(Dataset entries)
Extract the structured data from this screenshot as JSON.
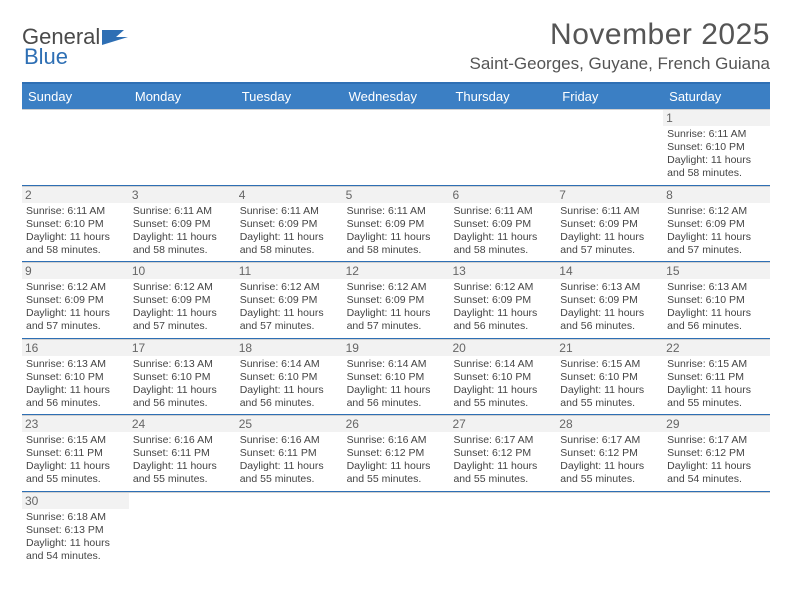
{
  "brand": {
    "part1": "General",
    "part2": "Blue"
  },
  "title": "November 2025",
  "location": "Saint-Georges, Guyane, French Guiana",
  "colors": {
    "header_bar": "#3b7fc4",
    "border": "#2e6fb4",
    "daynum_bg": "#f2f2f2",
    "text": "#444444"
  },
  "day_headers": [
    "Sunday",
    "Monday",
    "Tuesday",
    "Wednesday",
    "Thursday",
    "Friday",
    "Saturday"
  ],
  "weeks": [
    [
      null,
      null,
      null,
      null,
      null,
      null,
      {
        "n": "1",
        "sr": "6:11 AM",
        "ss": "6:10 PM",
        "dl": "11 hours and 58 minutes."
      }
    ],
    [
      {
        "n": "2",
        "sr": "6:11 AM",
        "ss": "6:10 PM",
        "dl": "11 hours and 58 minutes."
      },
      {
        "n": "3",
        "sr": "6:11 AM",
        "ss": "6:09 PM",
        "dl": "11 hours and 58 minutes."
      },
      {
        "n": "4",
        "sr": "6:11 AM",
        "ss": "6:09 PM",
        "dl": "11 hours and 58 minutes."
      },
      {
        "n": "5",
        "sr": "6:11 AM",
        "ss": "6:09 PM",
        "dl": "11 hours and 58 minutes."
      },
      {
        "n": "6",
        "sr": "6:11 AM",
        "ss": "6:09 PM",
        "dl": "11 hours and 58 minutes."
      },
      {
        "n": "7",
        "sr": "6:11 AM",
        "ss": "6:09 PM",
        "dl": "11 hours and 57 minutes."
      },
      {
        "n": "8",
        "sr": "6:12 AM",
        "ss": "6:09 PM",
        "dl": "11 hours and 57 minutes."
      }
    ],
    [
      {
        "n": "9",
        "sr": "6:12 AM",
        "ss": "6:09 PM",
        "dl": "11 hours and 57 minutes."
      },
      {
        "n": "10",
        "sr": "6:12 AM",
        "ss": "6:09 PM",
        "dl": "11 hours and 57 minutes."
      },
      {
        "n": "11",
        "sr": "6:12 AM",
        "ss": "6:09 PM",
        "dl": "11 hours and 57 minutes."
      },
      {
        "n": "12",
        "sr": "6:12 AM",
        "ss": "6:09 PM",
        "dl": "11 hours and 57 minutes."
      },
      {
        "n": "13",
        "sr": "6:12 AM",
        "ss": "6:09 PM",
        "dl": "11 hours and 56 minutes."
      },
      {
        "n": "14",
        "sr": "6:13 AM",
        "ss": "6:09 PM",
        "dl": "11 hours and 56 minutes."
      },
      {
        "n": "15",
        "sr": "6:13 AM",
        "ss": "6:10 PM",
        "dl": "11 hours and 56 minutes."
      }
    ],
    [
      {
        "n": "16",
        "sr": "6:13 AM",
        "ss": "6:10 PM",
        "dl": "11 hours and 56 minutes."
      },
      {
        "n": "17",
        "sr": "6:13 AM",
        "ss": "6:10 PM",
        "dl": "11 hours and 56 minutes."
      },
      {
        "n": "18",
        "sr": "6:14 AM",
        "ss": "6:10 PM",
        "dl": "11 hours and 56 minutes."
      },
      {
        "n": "19",
        "sr": "6:14 AM",
        "ss": "6:10 PM",
        "dl": "11 hours and 56 minutes."
      },
      {
        "n": "20",
        "sr": "6:14 AM",
        "ss": "6:10 PM",
        "dl": "11 hours and 55 minutes."
      },
      {
        "n": "21",
        "sr": "6:15 AM",
        "ss": "6:10 PM",
        "dl": "11 hours and 55 minutes."
      },
      {
        "n": "22",
        "sr": "6:15 AM",
        "ss": "6:11 PM",
        "dl": "11 hours and 55 minutes."
      }
    ],
    [
      {
        "n": "23",
        "sr": "6:15 AM",
        "ss": "6:11 PM",
        "dl": "11 hours and 55 minutes."
      },
      {
        "n": "24",
        "sr": "6:16 AM",
        "ss": "6:11 PM",
        "dl": "11 hours and 55 minutes."
      },
      {
        "n": "25",
        "sr": "6:16 AM",
        "ss": "6:11 PM",
        "dl": "11 hours and 55 minutes."
      },
      {
        "n": "26",
        "sr": "6:16 AM",
        "ss": "6:12 PM",
        "dl": "11 hours and 55 minutes."
      },
      {
        "n": "27",
        "sr": "6:17 AM",
        "ss": "6:12 PM",
        "dl": "11 hours and 55 minutes."
      },
      {
        "n": "28",
        "sr": "6:17 AM",
        "ss": "6:12 PM",
        "dl": "11 hours and 55 minutes."
      },
      {
        "n": "29",
        "sr": "6:17 AM",
        "ss": "6:12 PM",
        "dl": "11 hours and 54 minutes."
      }
    ],
    [
      {
        "n": "30",
        "sr": "6:18 AM",
        "ss": "6:13 PM",
        "dl": "11 hours and 54 minutes."
      },
      null,
      null,
      null,
      null,
      null,
      null
    ]
  ],
  "labels": {
    "sunrise": "Sunrise:",
    "sunset": "Sunset:",
    "daylight": "Daylight:"
  }
}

• **Goal of the exercise**
Excluding the pictures, reproduce every entry exactly as given.

• **Final result**
Extract the structured data from this screenshot as JSON.
{
  "brand": {
    "part1": "General",
    "part2": "Blue"
  },
  "title": "November 2025",
  "location": "Saint-Georges, Guyane, French Guiana",
  "colors": {
    "header_bar": "#3b7fc4",
    "border": "#2e6fb4",
    "daynum_bg": "#f2f2f2",
    "text": "#444444"
  },
  "day_headers": [
    "Sunday",
    "Monday",
    "Tuesday",
    "Wednesday",
    "Thursday",
    "Friday",
    "Saturday"
  ],
  "weeks": [
    [
      null,
      null,
      null,
      null,
      null,
      null,
      {
        "n": "1",
        "sr": "6:11 AM",
        "ss": "6:10 PM",
        "dl": "11 hours and 58 minutes."
      }
    ],
    [
      {
        "n": "2",
        "sr": "6:11 AM",
        "ss": "6:10 PM",
        "dl": "11 hours and 58 minutes."
      },
      {
        "n": "3",
        "sr": "6:11 AM",
        "ss": "6:09 PM",
        "dl": "11 hours and 58 minutes."
      },
      {
        "n": "4",
        "sr": "6:11 AM",
        "ss": "6:09 PM",
        "dl": "11 hours and 58 minutes."
      },
      {
        "n": "5",
        "sr": "6:11 AM",
        "ss": "6:09 PM",
        "dl": "11 hours and 58 minutes."
      },
      {
        "n": "6",
        "sr": "6:11 AM",
        "ss": "6:09 PM",
        "dl": "11 hours and 58 minutes."
      },
      {
        "n": "7",
        "sr": "6:11 AM",
        "ss": "6:09 PM",
        "dl": "11 hours and 57 minutes."
      },
      {
        "n": "8",
        "sr": "6:12 AM",
        "ss": "6:09 PM",
        "dl": "11 hours and 57 minutes."
      }
    ],
    [
      {
        "n": "9",
        "sr": "6:12 AM",
        "ss": "6:09 PM",
        "dl": "11 hours and 57 minutes."
      },
      {
        "n": "10",
        "sr": "6:12 AM",
        "ss": "6:09 PM",
        "dl": "11 hours and 57 minutes."
      },
      {
        "n": "11",
        "sr": "6:12 AM",
        "ss": "6:09 PM",
        "dl": "11 hours and 57 minutes."
      },
      {
        "n": "12",
        "sr": "6:12 AM",
        "ss": "6:09 PM",
        "dl": "11 hours and 57 minutes."
      },
      {
        "n": "13",
        "sr": "6:12 AM",
        "ss": "6:09 PM",
        "dl": "11 hours and 56 minutes."
      },
      {
        "n": "14",
        "sr": "6:13 AM",
        "ss": "6:09 PM",
        "dl": "11 hours and 56 minutes."
      },
      {
        "n": "15",
        "sr": "6:13 AM",
        "ss": "6:10 PM",
        "dl": "11 hours and 56 minutes."
      }
    ],
    [
      {
        "n": "16",
        "sr": "6:13 AM",
        "ss": "6:10 PM",
        "dl": "11 hours and 56 minutes."
      },
      {
        "n": "17",
        "sr": "6:13 AM",
        "ss": "6:10 PM",
        "dl": "11 hours and 56 minutes."
      },
      {
        "n": "18",
        "sr": "6:14 AM",
        "ss": "6:10 PM",
        "dl": "11 hours and 56 minutes."
      },
      {
        "n": "19",
        "sr": "6:14 AM",
        "ss": "6:10 PM",
        "dl": "11 hours and 56 minutes."
      },
      {
        "n": "20",
        "sr": "6:14 AM",
        "ss": "6:10 PM",
        "dl": "11 hours and 55 minutes."
      },
      {
        "n": "21",
        "sr": "6:15 AM",
        "ss": "6:10 PM",
        "dl": "11 hours and 55 minutes."
      },
      {
        "n": "22",
        "sr": "6:15 AM",
        "ss": "6:11 PM",
        "dl": "11 hours and 55 minutes."
      }
    ],
    [
      {
        "n": "23",
        "sr": "6:15 AM",
        "ss": "6:11 PM",
        "dl": "11 hours and 55 minutes."
      },
      {
        "n": "24",
        "sr": "6:16 AM",
        "ss": "6:11 PM",
        "dl": "11 hours and 55 minutes."
      },
      {
        "n": "25",
        "sr": "6:16 AM",
        "ss": "6:11 PM",
        "dl": "11 hours and 55 minutes."
      },
      {
        "n": "26",
        "sr": "6:16 AM",
        "ss": "6:12 PM",
        "dl": "11 hours and 55 minutes."
      },
      {
        "n": "27",
        "sr": "6:17 AM",
        "ss": "6:12 PM",
        "dl": "11 hours and 55 minutes."
      },
      {
        "n": "28",
        "sr": "6:17 AM",
        "ss": "6:12 PM",
        "dl": "11 hours and 55 minutes."
      },
      {
        "n": "29",
        "sr": "6:17 AM",
        "ss": "6:12 PM",
        "dl": "11 hours and 54 minutes."
      }
    ],
    [
      {
        "n": "30",
        "sr": "6:18 AM",
        "ss": "6:13 PM",
        "dl": "11 hours and 54 minutes."
      },
      null,
      null,
      null,
      null,
      null,
      null
    ]
  ],
  "labels": {
    "sunrise": "Sunrise:",
    "sunset": "Sunset:",
    "daylight": "Daylight:"
  }
}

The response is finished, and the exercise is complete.